* **DIRECTIONS FOR THIS TASK**
Return every line below in which "JSON" appears.

Stored data
- - -

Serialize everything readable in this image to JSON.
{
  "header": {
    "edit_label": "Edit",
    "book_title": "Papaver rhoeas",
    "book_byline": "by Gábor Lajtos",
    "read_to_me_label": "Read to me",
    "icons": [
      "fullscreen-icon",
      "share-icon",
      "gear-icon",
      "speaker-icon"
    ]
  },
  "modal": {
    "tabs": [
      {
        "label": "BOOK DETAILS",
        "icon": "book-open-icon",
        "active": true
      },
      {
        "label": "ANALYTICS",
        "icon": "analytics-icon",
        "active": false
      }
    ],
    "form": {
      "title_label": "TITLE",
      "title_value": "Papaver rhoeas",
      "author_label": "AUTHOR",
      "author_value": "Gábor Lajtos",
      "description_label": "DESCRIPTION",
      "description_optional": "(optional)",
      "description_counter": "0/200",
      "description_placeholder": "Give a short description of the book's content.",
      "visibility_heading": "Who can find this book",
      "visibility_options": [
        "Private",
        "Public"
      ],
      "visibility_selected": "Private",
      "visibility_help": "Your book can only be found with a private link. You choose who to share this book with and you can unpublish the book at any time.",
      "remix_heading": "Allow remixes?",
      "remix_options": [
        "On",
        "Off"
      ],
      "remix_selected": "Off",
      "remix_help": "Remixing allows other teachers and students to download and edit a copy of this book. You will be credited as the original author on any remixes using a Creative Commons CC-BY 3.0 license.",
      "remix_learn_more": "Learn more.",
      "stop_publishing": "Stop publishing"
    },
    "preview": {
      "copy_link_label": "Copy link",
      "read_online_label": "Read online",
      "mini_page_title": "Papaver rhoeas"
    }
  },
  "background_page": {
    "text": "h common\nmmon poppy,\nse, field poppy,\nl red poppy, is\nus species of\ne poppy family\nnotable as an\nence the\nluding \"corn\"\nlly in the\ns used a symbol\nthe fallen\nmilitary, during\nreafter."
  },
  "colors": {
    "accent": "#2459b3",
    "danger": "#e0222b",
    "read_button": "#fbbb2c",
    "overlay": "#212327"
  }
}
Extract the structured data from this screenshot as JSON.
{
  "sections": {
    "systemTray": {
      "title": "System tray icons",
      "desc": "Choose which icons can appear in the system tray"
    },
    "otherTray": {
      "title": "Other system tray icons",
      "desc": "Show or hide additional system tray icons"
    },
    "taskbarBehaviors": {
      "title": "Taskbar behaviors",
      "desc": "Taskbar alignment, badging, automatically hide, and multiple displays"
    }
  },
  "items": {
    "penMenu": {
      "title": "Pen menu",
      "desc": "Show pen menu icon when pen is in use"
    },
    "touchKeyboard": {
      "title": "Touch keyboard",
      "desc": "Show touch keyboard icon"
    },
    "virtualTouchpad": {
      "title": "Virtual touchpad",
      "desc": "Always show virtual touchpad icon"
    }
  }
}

- - -

* **WRITTEN RESPONSE**
Serialize everything readable in this image to JSON.
Extract the structured data from this screenshot as JSON.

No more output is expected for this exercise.